*DATA SUPPLIED:*
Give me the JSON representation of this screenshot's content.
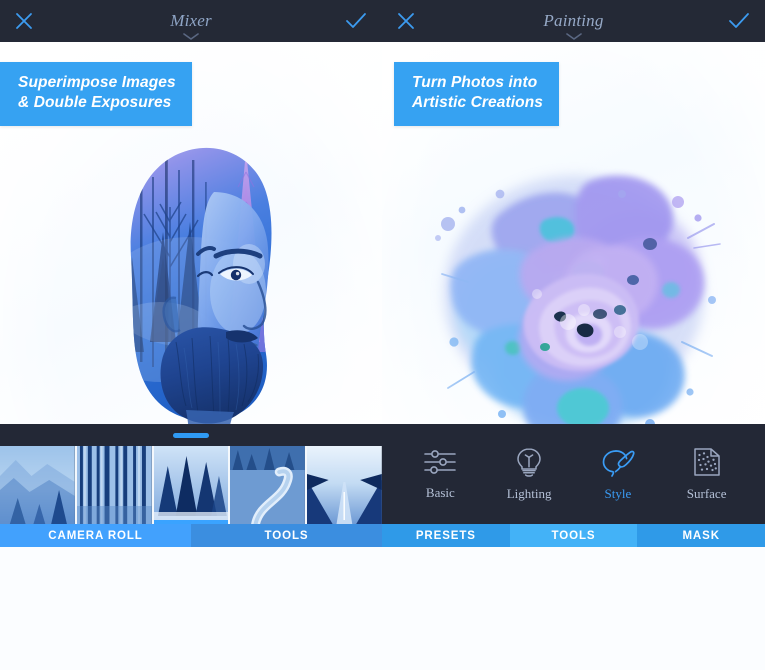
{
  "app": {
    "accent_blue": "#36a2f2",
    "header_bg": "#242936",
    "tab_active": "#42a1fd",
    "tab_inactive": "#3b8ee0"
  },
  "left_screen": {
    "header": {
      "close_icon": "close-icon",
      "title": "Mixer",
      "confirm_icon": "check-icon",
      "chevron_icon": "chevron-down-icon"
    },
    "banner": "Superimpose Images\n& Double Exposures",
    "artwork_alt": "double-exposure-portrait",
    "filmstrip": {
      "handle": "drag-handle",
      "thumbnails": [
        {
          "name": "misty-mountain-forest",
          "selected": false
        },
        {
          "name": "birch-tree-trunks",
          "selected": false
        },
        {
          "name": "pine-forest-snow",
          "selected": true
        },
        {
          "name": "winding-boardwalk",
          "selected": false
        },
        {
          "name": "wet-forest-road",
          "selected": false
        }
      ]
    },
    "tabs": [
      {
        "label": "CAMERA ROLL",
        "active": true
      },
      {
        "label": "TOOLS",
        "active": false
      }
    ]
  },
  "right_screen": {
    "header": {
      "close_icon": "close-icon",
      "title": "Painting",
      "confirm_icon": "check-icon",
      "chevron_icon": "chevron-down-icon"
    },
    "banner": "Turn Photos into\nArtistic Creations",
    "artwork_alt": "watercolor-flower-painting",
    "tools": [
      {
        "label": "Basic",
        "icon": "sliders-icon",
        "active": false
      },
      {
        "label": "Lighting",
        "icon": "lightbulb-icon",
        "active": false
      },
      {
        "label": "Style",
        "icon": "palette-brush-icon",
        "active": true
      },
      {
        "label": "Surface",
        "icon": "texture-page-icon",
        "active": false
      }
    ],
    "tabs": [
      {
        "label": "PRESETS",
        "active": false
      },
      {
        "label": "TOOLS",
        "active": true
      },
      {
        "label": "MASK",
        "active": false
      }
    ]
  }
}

*EXERCISE TASK:*
Nothing but the pictures may be dropped; output the records above exactly.

*RESPONSE TO THIS EXERCISE:*
Give me the JSON representation of this screenshot's content.
{
  "app": {
    "accent_blue": "#36a2f2",
    "header_bg": "#242936",
    "tab_active": "#42a1fd",
    "tab_inactive": "#3b8ee0"
  },
  "left_screen": {
    "header": {
      "close_icon": "close-icon",
      "title": "Mixer",
      "confirm_icon": "check-icon",
      "chevron_icon": "chevron-down-icon"
    },
    "banner": "Superimpose Images\n& Double Exposures",
    "artwork_alt": "double-exposure-portrait",
    "filmstrip": {
      "handle": "drag-handle",
      "thumbnails": [
        {
          "name": "misty-mountain-forest",
          "selected": false
        },
        {
          "name": "birch-tree-trunks",
          "selected": false
        },
        {
          "name": "pine-forest-snow",
          "selected": true
        },
        {
          "name": "winding-boardwalk",
          "selected": false
        },
        {
          "name": "wet-forest-road",
          "selected": false
        }
      ]
    },
    "tabs": [
      {
        "label": "CAMERA ROLL",
        "active": true
      },
      {
        "label": "TOOLS",
        "active": false
      }
    ]
  },
  "right_screen": {
    "header": {
      "close_icon": "close-icon",
      "title": "Painting",
      "confirm_icon": "check-icon",
      "chevron_icon": "chevron-down-icon"
    },
    "banner": "Turn Photos into\nArtistic Creations",
    "artwork_alt": "watercolor-flower-painting",
    "tools": [
      {
        "label": "Basic",
        "icon": "sliders-icon",
        "active": false
      },
      {
        "label": "Lighting",
        "icon": "lightbulb-icon",
        "active": false
      },
      {
        "label": "Style",
        "icon": "palette-brush-icon",
        "active": true
      },
      {
        "label": "Surface",
        "icon": "texture-page-icon",
        "active": false
      }
    ],
    "tabs": [
      {
        "label": "PRESETS",
        "active": false
      },
      {
        "label": "TOOLS",
        "active": true
      },
      {
        "label": "MASK",
        "active": false
      }
    ]
  }
}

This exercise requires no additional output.